§ **PROVIDED RECORDS**:
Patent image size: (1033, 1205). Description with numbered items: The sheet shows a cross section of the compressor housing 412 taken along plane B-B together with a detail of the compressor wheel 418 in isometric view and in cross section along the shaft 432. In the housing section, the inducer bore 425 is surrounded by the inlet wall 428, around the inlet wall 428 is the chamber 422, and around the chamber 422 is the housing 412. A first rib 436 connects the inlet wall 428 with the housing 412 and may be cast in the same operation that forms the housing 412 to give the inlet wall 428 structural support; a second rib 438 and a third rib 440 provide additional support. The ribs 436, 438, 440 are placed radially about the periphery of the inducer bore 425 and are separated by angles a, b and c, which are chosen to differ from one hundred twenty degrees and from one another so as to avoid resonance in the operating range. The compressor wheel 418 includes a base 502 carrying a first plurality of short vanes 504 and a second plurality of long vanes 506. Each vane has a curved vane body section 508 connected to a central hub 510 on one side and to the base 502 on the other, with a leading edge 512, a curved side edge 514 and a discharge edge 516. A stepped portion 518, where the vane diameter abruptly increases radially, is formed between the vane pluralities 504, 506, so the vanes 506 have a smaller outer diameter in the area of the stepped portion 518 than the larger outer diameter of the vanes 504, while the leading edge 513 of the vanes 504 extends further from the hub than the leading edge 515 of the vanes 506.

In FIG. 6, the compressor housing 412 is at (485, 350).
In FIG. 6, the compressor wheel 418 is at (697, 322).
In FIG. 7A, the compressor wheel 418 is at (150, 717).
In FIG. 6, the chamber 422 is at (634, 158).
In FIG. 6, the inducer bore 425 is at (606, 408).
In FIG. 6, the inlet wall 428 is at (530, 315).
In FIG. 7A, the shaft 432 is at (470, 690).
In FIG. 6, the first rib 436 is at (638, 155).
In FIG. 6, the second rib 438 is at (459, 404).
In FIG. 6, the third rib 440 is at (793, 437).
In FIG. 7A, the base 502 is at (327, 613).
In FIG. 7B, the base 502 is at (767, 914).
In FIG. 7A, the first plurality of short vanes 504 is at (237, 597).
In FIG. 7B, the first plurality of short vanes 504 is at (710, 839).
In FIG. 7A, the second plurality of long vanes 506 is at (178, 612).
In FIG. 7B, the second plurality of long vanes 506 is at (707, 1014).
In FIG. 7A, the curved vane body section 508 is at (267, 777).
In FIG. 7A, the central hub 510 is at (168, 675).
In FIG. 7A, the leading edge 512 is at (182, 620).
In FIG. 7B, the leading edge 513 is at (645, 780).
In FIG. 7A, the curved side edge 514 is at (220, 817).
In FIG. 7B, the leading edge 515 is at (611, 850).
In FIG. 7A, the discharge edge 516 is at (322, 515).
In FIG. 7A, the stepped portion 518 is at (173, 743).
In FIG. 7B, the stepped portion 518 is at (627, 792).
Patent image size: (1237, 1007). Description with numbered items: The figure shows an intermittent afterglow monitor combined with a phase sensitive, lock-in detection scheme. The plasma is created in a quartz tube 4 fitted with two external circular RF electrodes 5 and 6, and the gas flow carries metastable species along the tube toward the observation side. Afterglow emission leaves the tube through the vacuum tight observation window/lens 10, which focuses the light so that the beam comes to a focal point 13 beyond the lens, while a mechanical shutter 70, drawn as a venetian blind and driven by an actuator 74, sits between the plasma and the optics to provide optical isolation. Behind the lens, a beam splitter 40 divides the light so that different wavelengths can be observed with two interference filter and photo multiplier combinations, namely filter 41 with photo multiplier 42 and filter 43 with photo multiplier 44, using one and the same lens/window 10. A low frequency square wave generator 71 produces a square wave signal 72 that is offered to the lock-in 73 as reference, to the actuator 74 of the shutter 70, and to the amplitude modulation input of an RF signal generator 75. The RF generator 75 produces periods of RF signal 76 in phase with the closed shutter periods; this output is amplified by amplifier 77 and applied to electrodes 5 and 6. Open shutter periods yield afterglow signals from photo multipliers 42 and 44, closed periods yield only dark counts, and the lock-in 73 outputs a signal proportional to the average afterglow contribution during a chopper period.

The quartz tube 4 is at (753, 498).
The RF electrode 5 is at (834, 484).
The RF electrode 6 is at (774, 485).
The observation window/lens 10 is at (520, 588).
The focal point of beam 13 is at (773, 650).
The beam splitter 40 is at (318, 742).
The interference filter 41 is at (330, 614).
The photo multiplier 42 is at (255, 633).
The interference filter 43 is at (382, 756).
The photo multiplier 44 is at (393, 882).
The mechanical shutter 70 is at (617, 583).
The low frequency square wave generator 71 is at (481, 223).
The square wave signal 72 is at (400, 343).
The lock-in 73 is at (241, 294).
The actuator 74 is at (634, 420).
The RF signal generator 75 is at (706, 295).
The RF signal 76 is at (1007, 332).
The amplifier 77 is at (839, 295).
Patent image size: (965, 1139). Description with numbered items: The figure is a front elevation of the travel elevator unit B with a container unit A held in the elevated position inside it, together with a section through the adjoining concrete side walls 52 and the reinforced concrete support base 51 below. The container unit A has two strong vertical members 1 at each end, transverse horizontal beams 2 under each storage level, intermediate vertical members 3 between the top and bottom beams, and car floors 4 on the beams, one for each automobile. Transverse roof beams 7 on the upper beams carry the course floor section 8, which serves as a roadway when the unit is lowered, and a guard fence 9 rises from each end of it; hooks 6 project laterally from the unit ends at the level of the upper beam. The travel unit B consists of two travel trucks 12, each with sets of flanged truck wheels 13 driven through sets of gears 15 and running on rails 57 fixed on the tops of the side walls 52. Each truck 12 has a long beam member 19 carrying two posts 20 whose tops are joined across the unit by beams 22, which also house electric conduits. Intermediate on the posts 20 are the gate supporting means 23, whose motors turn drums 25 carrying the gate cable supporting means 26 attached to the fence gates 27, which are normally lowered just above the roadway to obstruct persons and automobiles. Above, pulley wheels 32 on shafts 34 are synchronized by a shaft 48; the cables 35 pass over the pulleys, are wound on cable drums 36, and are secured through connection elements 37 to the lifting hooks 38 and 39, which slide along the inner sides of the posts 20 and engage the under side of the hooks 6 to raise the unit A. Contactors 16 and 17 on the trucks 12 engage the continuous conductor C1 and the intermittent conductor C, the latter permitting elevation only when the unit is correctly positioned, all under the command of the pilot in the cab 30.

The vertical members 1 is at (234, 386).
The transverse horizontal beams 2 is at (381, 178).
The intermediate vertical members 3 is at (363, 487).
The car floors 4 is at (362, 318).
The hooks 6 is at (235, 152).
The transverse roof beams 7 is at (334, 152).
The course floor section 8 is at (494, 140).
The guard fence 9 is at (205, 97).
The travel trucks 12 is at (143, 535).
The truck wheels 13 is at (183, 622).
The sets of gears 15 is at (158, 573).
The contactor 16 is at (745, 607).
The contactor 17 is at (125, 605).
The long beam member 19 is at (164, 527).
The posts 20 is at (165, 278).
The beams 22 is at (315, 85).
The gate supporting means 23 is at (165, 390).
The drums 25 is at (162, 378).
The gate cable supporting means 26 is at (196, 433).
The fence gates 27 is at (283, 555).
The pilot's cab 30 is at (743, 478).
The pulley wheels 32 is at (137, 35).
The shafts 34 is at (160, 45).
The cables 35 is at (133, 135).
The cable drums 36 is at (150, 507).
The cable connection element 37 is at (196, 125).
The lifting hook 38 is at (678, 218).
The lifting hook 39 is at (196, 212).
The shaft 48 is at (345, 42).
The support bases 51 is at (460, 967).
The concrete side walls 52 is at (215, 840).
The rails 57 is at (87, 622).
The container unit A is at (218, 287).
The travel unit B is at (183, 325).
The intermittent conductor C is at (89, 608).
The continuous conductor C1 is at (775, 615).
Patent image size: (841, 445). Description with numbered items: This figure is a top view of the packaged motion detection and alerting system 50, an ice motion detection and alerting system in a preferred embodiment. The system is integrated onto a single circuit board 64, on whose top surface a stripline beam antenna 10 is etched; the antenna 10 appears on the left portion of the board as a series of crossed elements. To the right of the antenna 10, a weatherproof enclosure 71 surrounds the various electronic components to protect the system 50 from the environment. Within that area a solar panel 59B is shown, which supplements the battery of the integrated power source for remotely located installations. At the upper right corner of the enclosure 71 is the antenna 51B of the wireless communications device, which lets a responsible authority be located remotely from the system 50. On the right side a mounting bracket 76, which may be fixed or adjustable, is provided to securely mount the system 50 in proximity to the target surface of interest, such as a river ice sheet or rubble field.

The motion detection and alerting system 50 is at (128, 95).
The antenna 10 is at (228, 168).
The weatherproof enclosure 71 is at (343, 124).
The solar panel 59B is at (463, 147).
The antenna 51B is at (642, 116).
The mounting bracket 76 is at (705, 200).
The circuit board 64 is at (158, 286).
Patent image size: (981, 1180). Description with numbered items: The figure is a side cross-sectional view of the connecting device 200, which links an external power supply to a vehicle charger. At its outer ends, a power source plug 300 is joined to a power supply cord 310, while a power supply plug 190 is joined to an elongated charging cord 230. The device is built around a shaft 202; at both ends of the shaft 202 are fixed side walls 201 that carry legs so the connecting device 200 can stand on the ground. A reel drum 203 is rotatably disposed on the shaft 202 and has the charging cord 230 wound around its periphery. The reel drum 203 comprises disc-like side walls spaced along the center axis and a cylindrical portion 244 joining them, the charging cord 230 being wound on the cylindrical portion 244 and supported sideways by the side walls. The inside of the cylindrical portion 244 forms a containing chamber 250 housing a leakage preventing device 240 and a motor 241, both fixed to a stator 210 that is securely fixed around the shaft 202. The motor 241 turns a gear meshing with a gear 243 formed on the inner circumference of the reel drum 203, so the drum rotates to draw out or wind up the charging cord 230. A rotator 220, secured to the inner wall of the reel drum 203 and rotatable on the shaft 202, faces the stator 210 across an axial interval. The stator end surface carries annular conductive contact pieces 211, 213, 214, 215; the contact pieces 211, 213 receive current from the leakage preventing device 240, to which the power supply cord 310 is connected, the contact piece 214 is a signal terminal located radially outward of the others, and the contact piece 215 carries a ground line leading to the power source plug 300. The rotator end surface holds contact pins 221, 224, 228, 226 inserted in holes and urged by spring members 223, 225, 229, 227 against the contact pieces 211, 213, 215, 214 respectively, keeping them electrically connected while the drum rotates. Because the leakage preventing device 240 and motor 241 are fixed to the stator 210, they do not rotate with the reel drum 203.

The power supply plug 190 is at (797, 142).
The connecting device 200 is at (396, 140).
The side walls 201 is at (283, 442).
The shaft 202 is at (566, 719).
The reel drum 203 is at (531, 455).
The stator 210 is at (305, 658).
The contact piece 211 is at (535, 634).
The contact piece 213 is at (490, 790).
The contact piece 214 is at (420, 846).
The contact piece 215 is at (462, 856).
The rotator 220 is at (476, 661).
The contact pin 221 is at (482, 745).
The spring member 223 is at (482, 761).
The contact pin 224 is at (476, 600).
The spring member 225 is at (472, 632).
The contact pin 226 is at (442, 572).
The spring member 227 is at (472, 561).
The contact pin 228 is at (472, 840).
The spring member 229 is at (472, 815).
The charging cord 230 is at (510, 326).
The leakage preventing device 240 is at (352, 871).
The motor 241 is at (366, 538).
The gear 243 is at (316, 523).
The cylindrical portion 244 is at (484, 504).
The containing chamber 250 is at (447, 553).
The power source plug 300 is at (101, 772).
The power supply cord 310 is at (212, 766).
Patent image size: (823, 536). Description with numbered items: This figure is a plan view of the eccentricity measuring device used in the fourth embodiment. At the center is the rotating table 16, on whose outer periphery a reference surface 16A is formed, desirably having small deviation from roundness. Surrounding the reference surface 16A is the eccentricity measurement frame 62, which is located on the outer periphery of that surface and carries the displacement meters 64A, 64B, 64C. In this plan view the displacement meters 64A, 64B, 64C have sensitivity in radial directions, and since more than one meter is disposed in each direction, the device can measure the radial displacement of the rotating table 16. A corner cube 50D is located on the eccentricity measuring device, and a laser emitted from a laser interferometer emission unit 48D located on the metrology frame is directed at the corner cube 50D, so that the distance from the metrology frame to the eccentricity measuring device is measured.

§ **TASK TO COMPLETE**: Copy the entries verbatim, from the line containing "Patent image size: (841, 445)." through the line containing "The mounting bracket 76 is at (705, 200).", both included.

§ **IN RESPONSE**:
Patent image size: (841, 445). Description with numbered items: This figure is a top view of the packaged motion detection and alerting system 50, an ice motion detection and alerting system in a preferred embodiment. The system is integrated onto a single circuit board 64, on whose top surface a stripline beam antenna 10 is etched; the antenna 10 appears on the left portion of the board as a series of crossed elements. To the right of the antenna 10, a weatherproof enclosure 71 surrounds the various electronic components to protect the system 50 from the environment. Within that area a solar panel 59B is shown, which supplements the battery of the integrated power source for remotely located installations. At the upper right corner of the enclosure 71 is the antenna 51B of the wireless communications device, which lets a responsible authority be located remotely from the system 50. On the right side a mounting bracket 76, which may be fixed or adjustable, is provided to securely mount the system 50 in proximity to the target surface of interest, such as a river ice sheet or rubble field.

The motion detection and alerting system 50 is at (128, 95).
The antenna 10 is at (228, 168).
The weatherproof enclosure 71 is at (343, 124).
The solar panel 59B is at (463, 147).
The antenna 51B is at (642, 116).
The mounting bracket 76 is at (705, 200).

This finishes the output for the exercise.